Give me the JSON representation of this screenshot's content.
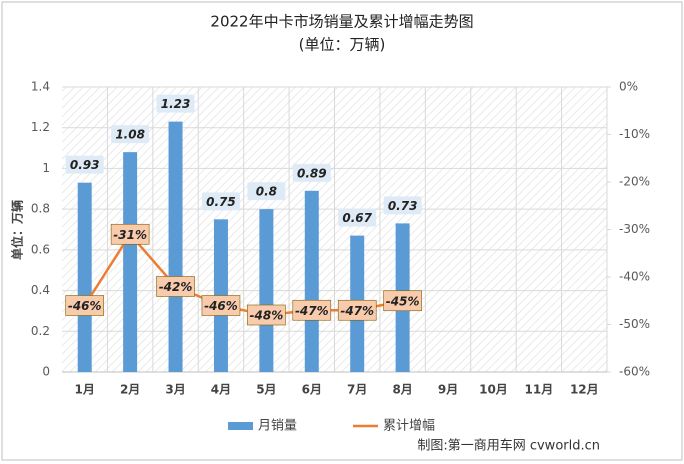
{
  "chart_data": {
    "type": "bar_line",
    "title": "2022年中卡市场销量及累计增幅走势图",
    "subtitle": "(单位：万辆)",
    "y_label": "单位：万辆",
    "categories": [
      "1月",
      "2月",
      "3月",
      "4月",
      "5月",
      "6月",
      "7月",
      "8月",
      "9月",
      "10月",
      "11月",
      "12月"
    ],
    "series": [
      {
        "name": "月销量",
        "color": "#5b9bd5",
        "type": "bar",
        "values": [
          0.93,
          1.08,
          1.23,
          0.75,
          0.8,
          0.89,
          0.67,
          0.73,
          null,
          null,
          null,
          null
        ]
      },
      {
        "name": "累计增幅",
        "color": "#ed7d31",
        "type": "line",
        "axis": "y2",
        "values": [
          -46,
          -31,
          -42,
          -46,
          -48,
          -47,
          -47,
          -45,
          null,
          null,
          null,
          null
        ],
        "value_labels": [
          "-46%",
          "-31%",
          "-42%",
          "-46%",
          "-48%",
          "-47%",
          "-47%",
          "-45%",
          null,
          null,
          null,
          null
        ]
      }
    ],
    "ylim": [
      0,
      1.4
    ],
    "yticks": [
      0,
      0.2,
      0.4,
      0.6,
      0.8,
      1,
      1.2,
      1.4
    ],
    "y2lim": [
      -60,
      0
    ],
    "y2ticks": [
      {
        "value": -60,
        "label": "-60%"
      },
      {
        "value": -50,
        "label": "-50%"
      },
      {
        "value": -40,
        "label": "-40%"
      },
      {
        "value": -30,
        "label": "-30%"
      },
      {
        "value": -20,
        "label": "-20%"
      },
      {
        "value": -10,
        "label": "-10%"
      },
      {
        "value": 0,
        "label": "0%"
      }
    ],
    "grid": true,
    "legend": "bottom",
    "footer": "制图:第一商用车网 cvworld.cn"
  }
}
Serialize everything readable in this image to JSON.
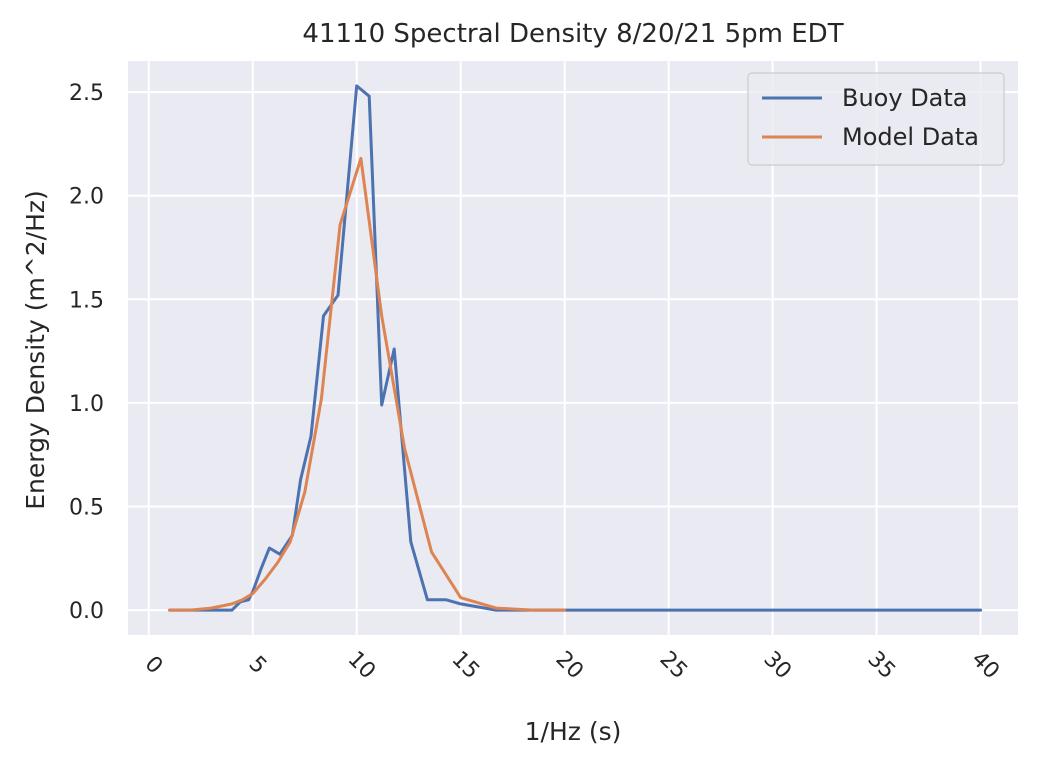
{
  "chart_data": {
    "type": "line",
    "title": "41110 Spectral Density 8/20/21 5pm EDT",
    "xlabel": "1/Hz (s)",
    "ylabel": "Energy Density (m^2/Hz)",
    "xlim": [
      -1,
      41.8
    ],
    "ylim": [
      -0.12,
      2.65
    ],
    "xticks": [
      0,
      5,
      10,
      15,
      20,
      25,
      30,
      35,
      40
    ],
    "yticks": [
      0.0,
      0.5,
      1.0,
      1.5,
      2.0,
      2.5
    ],
    "xtick_labels": [
      "0",
      "5",
      "10",
      "15",
      "20",
      "25",
      "30",
      "35",
      "40"
    ],
    "ytick_labels": [
      "0.0",
      "0.5",
      "1.0",
      "1.5",
      "2.0",
      "2.5"
    ],
    "grid": true,
    "legend_position": "top-right",
    "background_color": "#eaeaf2",
    "series": [
      {
        "name": "Buoy Data",
        "color": "#4c72b0",
        "points": [
          [
            1.0,
            0.0
          ],
          [
            2.0,
            0.0
          ],
          [
            3.0,
            0.0
          ],
          [
            3.5,
            0.0
          ],
          [
            4.0,
            0.0
          ],
          [
            4.4,
            0.04
          ],
          [
            4.8,
            0.05
          ],
          [
            5.0,
            0.09
          ],
          [
            5.4,
            0.2
          ],
          [
            5.8,
            0.3
          ],
          [
            6.3,
            0.27
          ],
          [
            6.9,
            0.36
          ],
          [
            7.3,
            0.63
          ],
          [
            7.8,
            0.84
          ],
          [
            8.4,
            1.42
          ],
          [
            9.1,
            1.52
          ],
          [
            10.0,
            2.53
          ],
          [
            10.6,
            2.48
          ],
          [
            11.2,
            0.99
          ],
          [
            11.8,
            1.26
          ],
          [
            12.6,
            0.33
          ],
          [
            13.4,
            0.05
          ],
          [
            14.3,
            0.05
          ],
          [
            15.0,
            0.03
          ],
          [
            16.7,
            0.0
          ],
          [
            18.0,
            0.0
          ],
          [
            20.0,
            0.0
          ],
          [
            25.0,
            0.0
          ],
          [
            30.0,
            0.0
          ],
          [
            35.0,
            0.0
          ],
          [
            40.0,
            0.0
          ]
        ]
      },
      {
        "name": "Model Data",
        "color": "#dd8452",
        "points": [
          [
            1.0,
            0.0
          ],
          [
            2.0,
            0.0
          ],
          [
            3.0,
            0.01
          ],
          [
            3.5,
            0.02
          ],
          [
            4.0,
            0.03
          ],
          [
            4.5,
            0.05
          ],
          [
            5.0,
            0.08
          ],
          [
            5.6,
            0.15
          ],
          [
            6.2,
            0.23
          ],
          [
            6.8,
            0.33
          ],
          [
            7.5,
            0.57
          ],
          [
            8.3,
            1.02
          ],
          [
            9.2,
            1.86
          ],
          [
            10.2,
            2.18
          ],
          [
            11.2,
            1.42
          ],
          [
            12.3,
            0.78
          ],
          [
            13.6,
            0.28
          ],
          [
            15.0,
            0.06
          ],
          [
            16.7,
            0.01
          ],
          [
            18.5,
            0.0
          ],
          [
            20.0,
            0.0
          ]
        ]
      }
    ]
  }
}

------

Give the entries again without a single change, but with no pictures.

**Written solution**
Give me the JSON representation of this screenshot's content.
{
  "chart_data": {
    "type": "bar_line",
    "title": "2022年中卡市场销量及累计增幅走势图",
    "subtitle": "(单位：万辆)",
    "y_label": "单位：万辆",
    "categories": [
      "1月",
      "2月",
      "3月",
      "4月",
      "5月",
      "6月",
      "7月",
      "8月",
      "9月",
      "10月",
      "11月",
      "12月"
    ],
    "series": [
      {
        "name": "月销量",
        "color": "#5b9bd5",
        "type": "bar",
        "values": [
          0.93,
          1.08,
          1.23,
          0.75,
          0.8,
          0.89,
          0.67,
          0.73,
          null,
          null,
          null,
          null
        ]
      },
      {
        "name": "累计增幅",
        "color": "#ed7d31",
        "type": "line",
        "axis": "y2",
        "values": [
          -46,
          -31,
          -42,
          -46,
          -48,
          -47,
          -47,
          -45,
          null,
          null,
          null,
          null
        ],
        "value_labels": [
          "-46%",
          "-31%",
          "-42%",
          "-46%",
          "-48%",
          "-47%",
          "-47%",
          "-45%",
          null,
          null,
          null,
          null
        ]
      }
    ],
    "ylim": [
      0,
      1.4
    ],
    "yticks": [
      0,
      0.2,
      0.4,
      0.6,
      0.8,
      1,
      1.2,
      1.4
    ],
    "y2lim": [
      -60,
      0
    ],
    "y2ticks": [
      {
        "value": -60,
        "label": "-60%"
      },
      {
        "value": -50,
        "label": "-50%"
      },
      {
        "value": -40,
        "label": "-40%"
      },
      {
        "value": -30,
        "label": "-30%"
      },
      {
        "value": -20,
        "label": "-20%"
      },
      {
        "value": -10,
        "label": "-10%"
      },
      {
        "value": 0,
        "label": "0%"
      }
    ],
    "grid": true,
    "legend": "bottom",
    "footer": "制图:第一商用车网 cvworld.cn"
  }
}
Serialize everything readable in this image to JSON.
{
  "chart_data": {
    "type": "line",
    "title": "41110 Spectral Density 8/20/21 5pm EDT",
    "xlabel": "1/Hz (s)",
    "ylabel": "Energy Density (m^2/Hz)",
    "xlim": [
      -1,
      41.8
    ],
    "ylim": [
      -0.12,
      2.65
    ],
    "xticks": [
      0,
      5,
      10,
      15,
      20,
      25,
      30,
      35,
      40
    ],
    "yticks": [
      0.0,
      0.5,
      1.0,
      1.5,
      2.0,
      2.5
    ],
    "xtick_labels": [
      "0",
      "5",
      "10",
      "15",
      "20",
      "25",
      "30",
      "35",
      "40"
    ],
    "ytick_labels": [
      "0.0",
      "0.5",
      "1.0",
      "1.5",
      "2.0",
      "2.5"
    ],
    "grid": true,
    "legend_position": "top-right",
    "background_color": "#eaeaf2",
    "series": [
      {
        "name": "Buoy Data",
        "color": "#4c72b0",
        "points": [
          [
            1.0,
            0.0
          ],
          [
            2.0,
            0.0
          ],
          [
            3.0,
            0.0
          ],
          [
            3.5,
            0.0
          ],
          [
            4.0,
            0.0
          ],
          [
            4.4,
            0.04
          ],
          [
            4.8,
            0.05
          ],
          [
            5.0,
            0.09
          ],
          [
            5.4,
            0.2
          ],
          [
            5.8,
            0.3
          ],
          [
            6.3,
            0.27
          ],
          [
            6.9,
            0.36
          ],
          [
            7.3,
            0.63
          ],
          [
            7.8,
            0.84
          ],
          [
            8.4,
            1.42
          ],
          [
            9.1,
            1.52
          ],
          [
            10.0,
            2.53
          ],
          [
            10.6,
            2.48
          ],
          [
            11.2,
            0.99
          ],
          [
            11.8,
            1.26
          ],
          [
            12.6,
            0.33
          ],
          [
            13.4,
            0.05
          ],
          [
            14.3,
            0.05
          ],
          [
            15.0,
            0.03
          ],
          [
            16.7,
            0.0
          ],
          [
            18.0,
            0.0
          ],
          [
            20.0,
            0.0
          ],
          [
            25.0,
            0.0
          ],
          [
            30.0,
            0.0
          ],
          [
            35.0,
            0.0
          ],
          [
            40.0,
            0.0
          ]
        ]
      },
      {
        "name": "Model Data",
        "color": "#dd8452",
        "points": [
          [
            1.0,
            0.0
          ],
          [
            2.0,
            0.0
          ],
          [
            3.0,
            0.01
          ],
          [
            3.5,
            0.02
          ],
          [
            4.0,
            0.03
          ],
          [
            4.5,
            0.05
          ],
          [
            5.0,
            0.08
          ],
          [
            5.6,
            0.15
          ],
          [
            6.2,
            0.23
          ],
          [
            6.8,
            0.33
          ],
          [
            7.5,
            0.57
          ],
          [
            8.3,
            1.02
          ],
          [
            9.2,
            1.86
          ],
          [
            10.2,
            2.18
          ],
          [
            11.2,
            1.42
          ],
          [
            12.3,
            0.78
          ],
          [
            13.6,
            0.28
          ],
          [
            15.0,
            0.06
          ],
          [
            16.7,
            0.01
          ],
          [
            18.5,
            0.0
          ],
          [
            20.0,
            0.0
          ]
        ]
      }
    ]
  }
}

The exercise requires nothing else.